Update the material below by replacing every "hrs" with "hours", and give back all lines with nothing else changed.

=== Extracted entries ===

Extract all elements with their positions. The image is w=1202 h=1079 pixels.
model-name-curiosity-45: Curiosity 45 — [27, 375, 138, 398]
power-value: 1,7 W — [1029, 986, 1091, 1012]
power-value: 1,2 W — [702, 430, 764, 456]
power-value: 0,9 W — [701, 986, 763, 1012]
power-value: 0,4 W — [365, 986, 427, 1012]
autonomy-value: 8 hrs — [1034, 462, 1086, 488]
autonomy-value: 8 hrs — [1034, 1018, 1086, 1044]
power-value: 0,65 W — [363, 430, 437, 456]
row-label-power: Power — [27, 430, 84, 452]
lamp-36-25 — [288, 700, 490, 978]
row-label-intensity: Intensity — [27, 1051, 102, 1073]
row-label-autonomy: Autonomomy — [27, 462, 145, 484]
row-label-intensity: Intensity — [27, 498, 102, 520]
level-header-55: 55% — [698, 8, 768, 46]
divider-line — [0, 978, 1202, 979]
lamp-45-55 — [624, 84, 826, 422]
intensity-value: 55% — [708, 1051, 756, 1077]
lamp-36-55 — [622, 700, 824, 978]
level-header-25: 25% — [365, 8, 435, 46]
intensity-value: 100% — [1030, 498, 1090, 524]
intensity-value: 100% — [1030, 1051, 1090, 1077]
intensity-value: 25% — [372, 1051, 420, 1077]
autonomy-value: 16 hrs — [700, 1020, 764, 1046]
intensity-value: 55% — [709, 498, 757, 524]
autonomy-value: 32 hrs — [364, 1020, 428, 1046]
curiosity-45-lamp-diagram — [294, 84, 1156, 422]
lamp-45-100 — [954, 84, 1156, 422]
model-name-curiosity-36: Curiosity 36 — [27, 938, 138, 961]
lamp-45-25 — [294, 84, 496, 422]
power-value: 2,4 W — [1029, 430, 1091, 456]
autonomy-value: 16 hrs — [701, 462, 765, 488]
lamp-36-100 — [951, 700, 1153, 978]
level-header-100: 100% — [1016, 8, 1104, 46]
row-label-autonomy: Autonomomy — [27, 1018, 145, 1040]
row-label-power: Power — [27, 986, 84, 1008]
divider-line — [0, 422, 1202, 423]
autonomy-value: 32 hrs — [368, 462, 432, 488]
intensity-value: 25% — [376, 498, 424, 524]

===

__Solution below__:
Extract all elements with their positions. The image is w=1202 h=1079 pixels.
model-name-curiosity-45: Curiosity 45 — [27, 375, 138, 398]
power-value: 1,7 W — [1029, 986, 1091, 1012]
power-value: 1,2 W — [702, 430, 764, 456]
power-value: 0,9 W — [701, 986, 763, 1012]
power-value: 0,4 W — [365, 986, 427, 1012]
autonomy-value: 8 hours — [1034, 462, 1086, 488]
autonomy-value: 8 hours — [1034, 1018, 1086, 1044]
power-value: 0,65 W — [363, 430, 437, 456]
row-label-power: Power — [27, 430, 84, 452]
lamp-36-25 — [288, 700, 490, 978]
row-label-intensity: Intensity — [27, 1051, 102, 1073]
row-label-autonomy: Autonomomy — [27, 462, 145, 484]
row-label-intensity: Intensity — [27, 498, 102, 520]
level-header-55: 55% — [698, 8, 768, 46]
divider-line — [0, 978, 1202, 979]
lamp-45-55 — [624, 84, 826, 422]
intensity-value: 55% — [708, 1051, 756, 1077]
lamp-36-55 — [622, 700, 824, 978]
level-header-25: 25% — [365, 8, 435, 46]
intensity-value: 100% — [1030, 498, 1090, 524]
intensity-value: 100% — [1030, 1051, 1090, 1077]
intensity-value: 25% — [372, 1051, 420, 1077]
autonomy-value: 16 hours — [700, 1020, 764, 1046]
intensity-value: 55% — [709, 498, 757, 524]
autonomy-value: 32 hours — [364, 1020, 428, 1046]
curiosity-45-lamp-diagram — [294, 84, 1156, 422]
lamp-45-100 — [954, 84, 1156, 422]
model-name-curiosity-36: Curiosity 36 — [27, 938, 138, 961]
lamp-45-25 — [294, 84, 496, 422]
power-value: 2,4 W — [1029, 430, 1091, 456]
autonomy-value: 16 hours — [701, 462, 765, 488]
lamp-36-100 — [951, 700, 1153, 978]
level-header-100: 100% — [1016, 8, 1104, 46]
row-label-autonomy: Autonomomy — [27, 1018, 145, 1040]
row-label-power: Power — [27, 986, 84, 1008]
divider-line — [0, 422, 1202, 423]
autonomy-value: 32 hours — [368, 462, 432, 488]
intensity-value: 25% — [376, 498, 424, 524]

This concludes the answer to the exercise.